SUPPLIED DATA
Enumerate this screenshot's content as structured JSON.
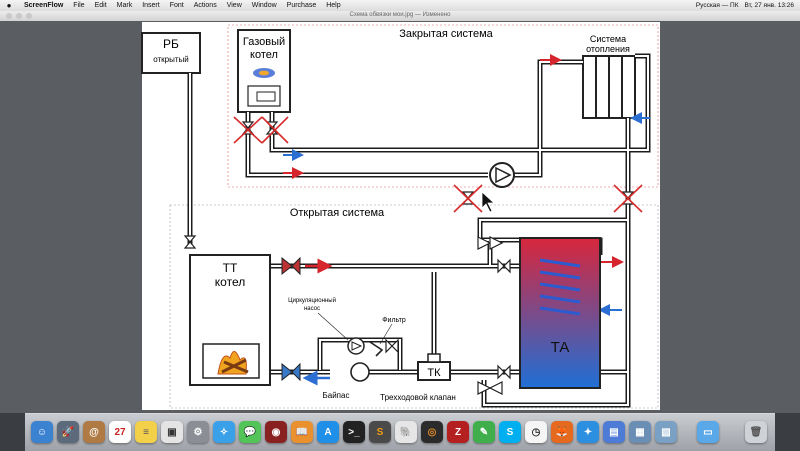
{
  "menubar": {
    "app_name": "ScreenFlow",
    "items": [
      "File",
      "Edit",
      "Mark",
      "Insert",
      "Font",
      "Actions",
      "View",
      "Window",
      "Purchase",
      "Help"
    ],
    "status": {
      "input": "Русская — ПК",
      "datetime": "Вт, 27 янв. 13:26"
    }
  },
  "window": {
    "title": "Схема обвязки мои.jpg — Изменено"
  },
  "diagram": {
    "rb_title": "РБ",
    "rb_subtitle": "открытый",
    "gas_boiler": "Газовый котел",
    "closed_system": "Закрытая система",
    "heating_system": "Система отопления",
    "open_system": "Открытая система",
    "tt_boiler": "ТТ котел",
    "circ_pump": "Циркуляционный насос",
    "filter": "Фильтр",
    "tk": "ТК",
    "bypass": "Байпас",
    "three_way_valve": "Трехходовой клапан",
    "ta": "ТА"
  },
  "dock": {
    "calendar_day": "27",
    "icons": [
      "finder-icon",
      "launchpad-icon",
      "contacts-icon",
      "calendar-icon",
      "notes-icon",
      "preview-icon",
      "system-preferences-icon",
      "safari-icon",
      "messages-icon",
      "photo-booth-icon",
      "ibooks-icon",
      "app-store-icon",
      "terminal-icon",
      "sublime-icon",
      "mamp-icon",
      "speakers-icon",
      "filezilla-icon",
      "evernote-icon",
      "skype-icon",
      "clock-icon",
      "firefox-icon",
      "safari-alt-icon",
      "dictionary-icon",
      "preview-alt-icon",
      "image-capture-icon",
      "folder-icon",
      "trash-icon"
    ]
  },
  "colors": {
    "hot": "#d6262d",
    "cold": "#2a6fd1",
    "ta_top": "#d8263c",
    "ta_bottom": "#1f6fd6",
    "pipe": "#1c1c1c"
  }
}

BRIEF
Write every record out again exactly; no pictures belong in the copy.

WRITTEN RESPONSE
Enumerate this screenshot's content as structured JSON.
{
  "menubar": {
    "app_name": "ScreenFlow",
    "items": [
      "File",
      "Edit",
      "Mark",
      "Insert",
      "Font",
      "Actions",
      "View",
      "Window",
      "Purchase",
      "Help"
    ],
    "status": {
      "input": "Русская — ПК",
      "datetime": "Вт, 27 янв. 13:26"
    }
  },
  "window": {
    "title": "Схема обвязки мои.jpg — Изменено"
  },
  "diagram": {
    "rb_title": "РБ",
    "rb_subtitle": "открытый",
    "gas_boiler": "Газовый котел",
    "closed_system": "Закрытая система",
    "heating_system": "Система отопления",
    "open_system": "Открытая система",
    "tt_boiler": "ТТ котел",
    "circ_pump": "Циркуляционный насос",
    "filter": "Фильтр",
    "tk": "ТК",
    "bypass": "Байпас",
    "three_way_valve": "Трехходовой клапан",
    "ta": "ТА"
  },
  "dock": {
    "calendar_day": "27",
    "icons": [
      "finder-icon",
      "launchpad-icon",
      "contacts-icon",
      "calendar-icon",
      "notes-icon",
      "preview-icon",
      "system-preferences-icon",
      "safari-icon",
      "messages-icon",
      "photo-booth-icon",
      "ibooks-icon",
      "app-store-icon",
      "terminal-icon",
      "sublime-icon",
      "mamp-icon",
      "speakers-icon",
      "filezilla-icon",
      "evernote-icon",
      "skype-icon",
      "clock-icon",
      "firefox-icon",
      "safari-alt-icon",
      "dictionary-icon",
      "preview-alt-icon",
      "image-capture-icon",
      "folder-icon",
      "trash-icon"
    ]
  },
  "colors": {
    "hot": "#d6262d",
    "cold": "#2a6fd1",
    "ta_top": "#d8263c",
    "ta_bottom": "#1f6fd6",
    "pipe": "#1c1c1c"
  }
}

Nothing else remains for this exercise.